**Given task:** Copy the listing below line for line, leaving out the picture.

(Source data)

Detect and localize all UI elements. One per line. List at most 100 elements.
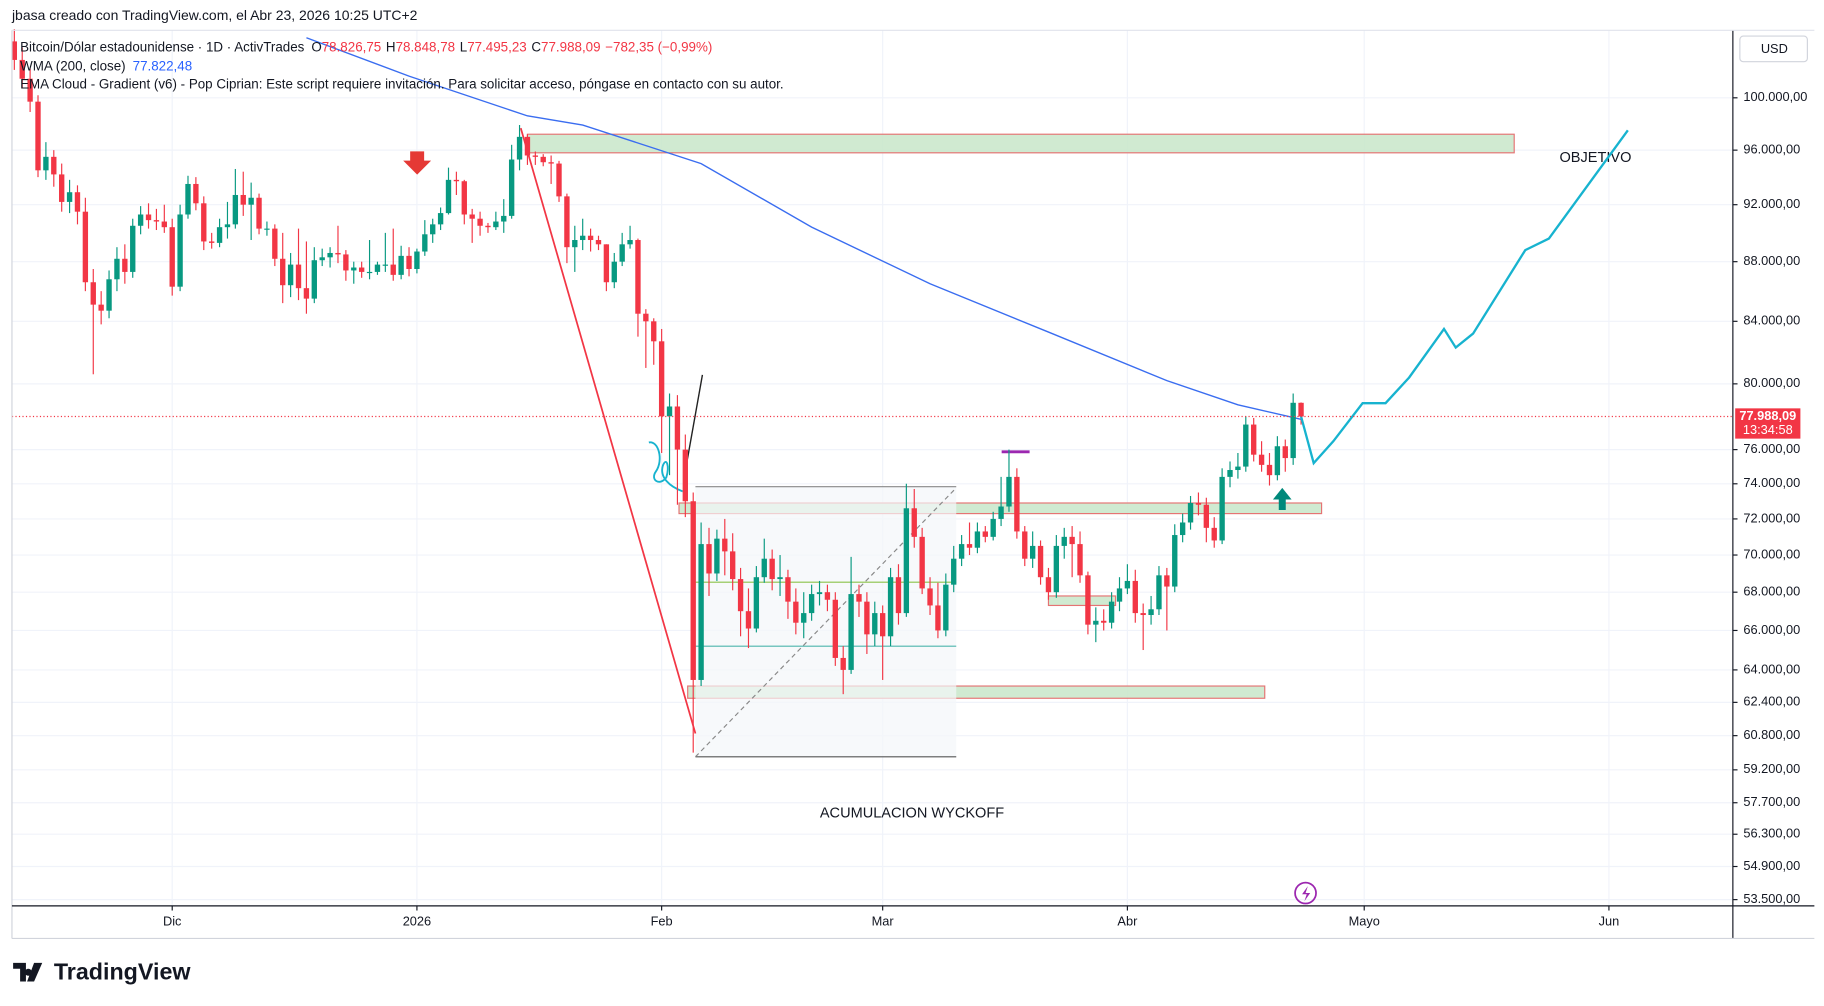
candle-body [919, 536, 925, 589]
event-bolt [1302, 886, 1311, 902]
y-tick-label: 64.000,00 [1743, 661, 1800, 676]
down-arrow [403, 151, 432, 175]
candle-body [343, 254, 349, 271]
candle-body [769, 558, 775, 580]
candle-body [1140, 613, 1146, 616]
y-tick-label: 68.000,00 [1743, 584, 1800, 599]
y-tick-label: 72.000,00 [1743, 510, 1800, 525]
candle-body [303, 288, 310, 299]
candle-body [1172, 535, 1178, 587]
candle-body [1029, 545, 1036, 559]
candle-body [856, 594, 862, 602]
candle-body [895, 577, 902, 614]
zone [1047, 595, 1117, 607]
legend-wma: WMA (200, close) 77.822,48 [20, 58, 192, 73]
trend-line [519, 127, 697, 734]
candle-body [390, 264, 396, 275]
candle-body [508, 159, 515, 216]
candle-body [232, 194, 239, 225]
ohlc-label: O [311, 39, 321, 54]
candle-body [216, 227, 223, 243]
candle-body [1061, 536, 1067, 546]
candle-body [1251, 424, 1257, 455]
candle-body [1148, 609, 1154, 616]
candle-body [224, 224, 231, 228]
candle-body [280, 258, 286, 286]
candle-body [208, 241, 215, 243]
candle-body [982, 531, 988, 537]
candle-body [335, 252, 341, 255]
candle-body [658, 341, 665, 417]
candle-body [493, 221, 499, 228]
candle-body [11, 41, 18, 60]
candle-body [666, 406, 673, 417]
candle-body [1045, 577, 1052, 593]
zone [526, 133, 1515, 154]
x-tick-label: Dic [163, 914, 182, 929]
wma-name: WMA (200, close) [20, 58, 126, 73]
candle-body [114, 258, 120, 280]
candle-body [990, 518, 996, 537]
symbol: Bitcoin/Dólar estadounidense · 1D · Acti… [20, 39, 305, 54]
ohlc-label: L [460, 39, 467, 54]
candle-body [74, 192, 81, 212]
candle-body [43, 156, 49, 171]
candle-body [185, 183, 191, 215]
candle-body [714, 538, 720, 574]
y-tick-label: 96.000,00 [1743, 142, 1800, 157]
wma-line [306, 37, 1302, 420]
candle-body [753, 577, 760, 629]
candle-body [240, 194, 246, 205]
candle-body [469, 214, 475, 219]
candle-body [437, 213, 444, 225]
candle-body [879, 613, 886, 637]
annotation: ACUMULACION WYCKOFF [820, 806, 1004, 822]
y-tick-label: 88.000,00 [1743, 253, 1800, 268]
x-tick-label: Jun [1599, 914, 1620, 929]
candle-body [1274, 446, 1281, 476]
candle-body [256, 197, 262, 229]
ohlc-label: H [386, 39, 396, 54]
candle-body [816, 592, 823, 595]
ohlc-value: 78.826,75 [322, 39, 382, 54]
currency[interactable]: USD [1761, 41, 1788, 56]
candle-body [872, 613, 878, 635]
candle-body [974, 531, 981, 548]
candle-body [611, 261, 617, 283]
candle-body [1203, 504, 1210, 528]
candle-body [572, 240, 578, 248]
y-tick-label: 100.000,00 [1743, 89, 1807, 104]
candle-body [51, 156, 57, 175]
candle-body [1006, 476, 1012, 507]
candle-body [808, 594, 815, 614]
candle-body [1282, 446, 1288, 459]
candle-body [690, 501, 696, 680]
legend-symbol: Bitcoin/Dólar estadounidense · 1D · Acti… [20, 39, 712, 54]
candle-body [122, 258, 128, 272]
candle-body [1069, 536, 1075, 545]
candle-body [264, 228, 270, 230]
y-tick-label: 53.500,00 [1743, 891, 1800, 906]
last-price-box [1735, 408, 1801, 439]
candle-body [587, 235, 594, 241]
candle-body [1085, 575, 1091, 625]
candle-body [461, 181, 467, 215]
candle-body [935, 605, 941, 631]
creator: jbasa creado con TradingView.com, el Abr… [11, 7, 418, 23]
candle-body [761, 558, 767, 578]
projection-line [1299, 129, 1629, 466]
currency-box[interactable] [1739, 35, 1808, 63]
candle-body [327, 252, 333, 258]
candle-body [106, 279, 112, 311]
candle-body [1164, 575, 1170, 587]
candle-body [540, 156, 546, 163]
candle-body [248, 197, 254, 205]
candle-body [745, 611, 752, 629]
candle-body [382, 264, 389, 266]
ohlc-value: 78.848,78 [396, 39, 456, 54]
candle-body [295, 264, 302, 289]
candle-body [1093, 620, 1099, 625]
y-tick-label: 74.000,00 [1743, 475, 1800, 490]
candle-body [556, 163, 562, 197]
candle-body [153, 220, 160, 222]
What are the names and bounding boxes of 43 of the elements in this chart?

**Task answer:**
Detect and localize all UI elements. One per line. List at most 100 elements.
candle-body [919, 536, 925, 589]
event-bolt [1302, 886, 1311, 902]
y-tick-label: 64.000,00 [1743, 661, 1800, 676]
down-arrow [403, 151, 432, 175]
candle-body [343, 254, 349, 271]
candle-body [769, 558, 775, 580]
candle-body [1140, 613, 1146, 616]
y-tick-label: 68.000,00 [1743, 584, 1800, 599]
y-tick-label: 72.000,00 [1743, 510, 1800, 525]
candle-body [303, 288, 310, 299]
candle-body [1172, 535, 1178, 587]
candle-body [1029, 545, 1036, 559]
candle-body [856, 594, 862, 602]
candle-body [895, 577, 902, 614]
zone [1047, 595, 1117, 607]
legend-wma: WMA (200, close) 77.822,48 [20, 58, 192, 73]
trend-line [519, 127, 697, 734]
candle-body [390, 264, 396, 275]
candle-body [508, 159, 515, 216]
candle-body [232, 194, 239, 225]
ohlc-label: O [311, 39, 321, 54]
candle-body [216, 227, 223, 243]
candle-body [1061, 536, 1067, 546]
candle-body [1251, 424, 1257, 455]
candle-body [1148, 609, 1154, 616]
candle-body [224, 224, 231, 228]
candle-body [280, 258, 286, 286]
candle-body [208, 241, 215, 243]
candle-body [982, 531, 988, 537]
candle-body [335, 252, 341, 255]
candle-body [658, 341, 665, 417]
candle-body [493, 221, 499, 228]
candle-body [11, 41, 18, 60]
candle-body [666, 406, 673, 417]
candle-body [1045, 577, 1052, 593]
zone [526, 133, 1515, 154]
x-tick-label: Dic [163, 914, 182, 929]
wma-name: WMA (200, close) [20, 58, 126, 73]
candle-body [114, 258, 120, 280]
candle-body [990, 518, 996, 537]
symbol: Bitcoin/Dólar estadounidense · 1D · Acti… [20, 39, 305, 54]
ohlc-label: L [460, 39, 467, 54]
candle-body [74, 192, 81, 212]
candle-body [43, 156, 49, 171]
candle-body [185, 183, 191, 215]
candle-body [714, 538, 720, 574]
y-tick-label: 96.000,00 [1743, 142, 1800, 157]
wma-line [306, 37, 1302, 420]
candle-body [753, 577, 760, 629]
candle-body [240, 194, 246, 205]
candle-body [469, 214, 475, 219]
candle-body [437, 213, 444, 225]
candle-body [879, 613, 886, 637]
annotation: ACUMULACION WYCKOFF [820, 806, 1004, 822]
y-tick-label: 88.000,00 [1743, 253, 1800, 268]
x-tick-label: Jun [1599, 914, 1620, 929]
candle-body [1274, 446, 1281, 476]
candle-body [256, 197, 262, 229]
ohlc-label: H [386, 39, 396, 54]
candle-body [816, 592, 823, 595]
ohlc-value: 78.826,75 [322, 39, 382, 54]
currency[interactable]: USD [1761, 41, 1788, 56]
candle-body [872, 613, 878, 635]
candle-body [974, 531, 981, 548]
candle-body [611, 261, 617, 283]
candle-body [1203, 504, 1210, 528]
candle-body [572, 240, 578, 248]
y-tick-label: 100.000,00 [1743, 89, 1807, 104]
candle-body [51, 156, 57, 175]
candle-body [1006, 476, 1012, 507]
candle-body [808, 594, 815, 614]
candle-body [1282, 446, 1288, 459]
candle-body [690, 501, 696, 680]
legend-symbol: Bitcoin/Dólar estadounidense · 1D · Acti… [20, 39, 712, 54]
candle-body [122, 258, 128, 272]
candle-body [1069, 536, 1075, 545]
candle-body [264, 228, 270, 230]
y-tick-label: 53.500,00 [1743, 891, 1800, 906]
last-price-box [1735, 408, 1801, 439]
candle-body [587, 235, 594, 241]
candle-body [1085, 575, 1091, 625]
candle-body [461, 181, 467, 215]
candle-body [935, 605, 941, 631]
creator: jbasa creado con TradingView.com, el Abr… [11, 7, 418, 23]
candle-body [761, 558, 767, 578]
projection-line [1299, 129, 1629, 466]
currency-box[interactable] [1739, 35, 1808, 63]
candle-body [327, 252, 333, 258]
candle-body [106, 279, 112, 311]
candle-body [1164, 575, 1170, 587]
candle-body [540, 156, 546, 163]
candle-body [248, 197, 254, 205]
candle-body [745, 611, 752, 629]
candle-body [382, 264, 389, 266]
ohlc-value: 78.848,78 [396, 39, 456, 54]
candle-body [295, 264, 302, 289]
candle-body [1093, 620, 1099, 625]
y-tick-label: 74.000,00 [1743, 475, 1800, 490]
candle-body [556, 163, 562, 197]
candle-body [153, 220, 160, 222]
What are the names and bounding boxes of 43 of the elements in this chart?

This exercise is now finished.